:: DATA ROWS

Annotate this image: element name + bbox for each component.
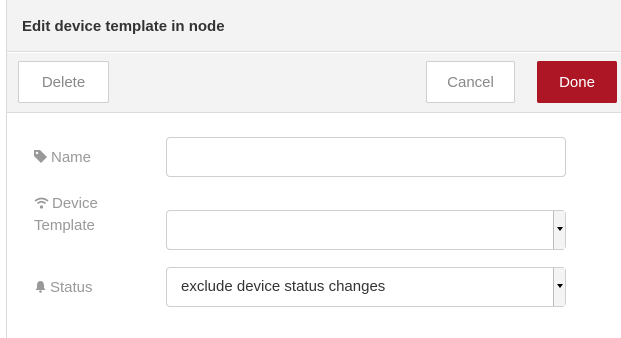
- name-label: Name: [34, 147, 91, 169]
- bell-icon: [34, 278, 47, 299]
- device-template-label: Device Template: [34, 193, 98, 236]
- device-template-select[interactable]: [166, 210, 566, 250]
- tray-header: Edit device template in node: [7, 0, 621, 52]
- device-template-dropdown-toggle[interactable]: [553, 211, 565, 249]
- done-button[interactable]: Done: [537, 61, 617, 103]
- status-selected: exclude device status changes: [181, 278, 386, 295]
- tag-icon: [34, 148, 48, 169]
- device-template-label-line1: Device: [52, 195, 98, 212]
- form-row-name: Name: [7, 137, 621, 179]
- tray-toolbar: Delete Cancel Done: [7, 53, 621, 113]
- delete-button[interactable]: Delete: [18, 61, 109, 103]
- status-label: Status: [34, 277, 93, 299]
- status-label-text: Status: [50, 279, 93, 296]
- tray-title: Edit device template in node: [22, 18, 225, 35]
- status-select[interactable]: exclude device status changes: [166, 267, 566, 307]
- edit-tray: Edit device template in node Delete Canc…: [0, 0, 621, 338]
- name-label-text: Name: [51, 149, 92, 166]
- name-input[interactable]: [166, 137, 566, 177]
- form-row-status: Status exclude device status changes: [7, 267, 621, 309]
- wifi-icon: [34, 194, 49, 215]
- device-template-label-line2: Template: [34, 216, 95, 234]
- form-row-device-template: Device Template: [7, 193, 621, 251]
- chevron-down-icon: [557, 284, 563, 288]
- cancel-button[interactable]: Cancel: [426, 61, 515, 103]
- status-dropdown-toggle[interactable]: [553, 268, 565, 306]
- chevron-down-icon: [557, 227, 563, 231]
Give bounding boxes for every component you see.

::::

Express the lines of the data starting at the line that contains "- name-label: Name: [34, 147, 91, 169]" and ending at the line that contains "- done-button[interactable]: Done: [537, 61, 617, 103]" as a JSON list of strings, one string per line, with blank lines left out.

> EXERCISE RESULT
[
  "- name-label: Name: [34, 147, 91, 169]",
  "- bell-icon: [34, 278, 47, 299]",
  "- device-template-label: Device Template: [34, 193, 98, 236]",
  "- device-template-select[interactable]: [166, 210, 566, 250]",
  "- tray-header: Edit device template in node: [7, 0, 621, 52]",
  "- device-template-dropdown-toggle[interactable]: [553, 211, 565, 249]",
  "- done-button[interactable]: Done: [537, 61, 617, 103]"
]